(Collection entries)
*** Block opens ***
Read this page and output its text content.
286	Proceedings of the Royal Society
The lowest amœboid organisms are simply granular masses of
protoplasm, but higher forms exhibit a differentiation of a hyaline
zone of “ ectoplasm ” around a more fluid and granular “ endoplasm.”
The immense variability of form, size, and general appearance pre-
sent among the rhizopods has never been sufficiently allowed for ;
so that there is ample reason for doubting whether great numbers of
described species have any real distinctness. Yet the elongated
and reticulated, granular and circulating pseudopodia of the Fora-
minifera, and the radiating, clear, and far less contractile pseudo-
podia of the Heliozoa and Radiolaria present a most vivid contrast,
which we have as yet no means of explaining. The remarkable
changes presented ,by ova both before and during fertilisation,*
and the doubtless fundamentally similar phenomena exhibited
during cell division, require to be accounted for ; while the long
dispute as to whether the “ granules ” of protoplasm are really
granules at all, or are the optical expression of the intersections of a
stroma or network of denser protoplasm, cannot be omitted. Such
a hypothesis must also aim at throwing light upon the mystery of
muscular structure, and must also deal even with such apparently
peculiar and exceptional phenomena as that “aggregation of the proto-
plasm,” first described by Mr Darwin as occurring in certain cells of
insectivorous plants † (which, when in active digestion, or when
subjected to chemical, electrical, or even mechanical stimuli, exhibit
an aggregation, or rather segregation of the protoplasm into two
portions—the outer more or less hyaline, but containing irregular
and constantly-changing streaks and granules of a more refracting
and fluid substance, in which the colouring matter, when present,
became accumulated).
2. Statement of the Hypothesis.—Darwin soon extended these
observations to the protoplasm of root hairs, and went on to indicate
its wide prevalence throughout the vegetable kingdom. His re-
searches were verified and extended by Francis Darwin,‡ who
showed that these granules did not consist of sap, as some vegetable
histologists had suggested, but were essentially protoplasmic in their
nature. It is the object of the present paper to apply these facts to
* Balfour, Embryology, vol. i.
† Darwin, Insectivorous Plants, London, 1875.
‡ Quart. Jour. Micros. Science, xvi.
*** Block closes ***
Work required:
Among the records, find every line holding the word "must" and copy it.

Exercise solution:
a hypothesis must also aim at throwing light upon the mystery of
muscular structure, and must also deal even with such apparently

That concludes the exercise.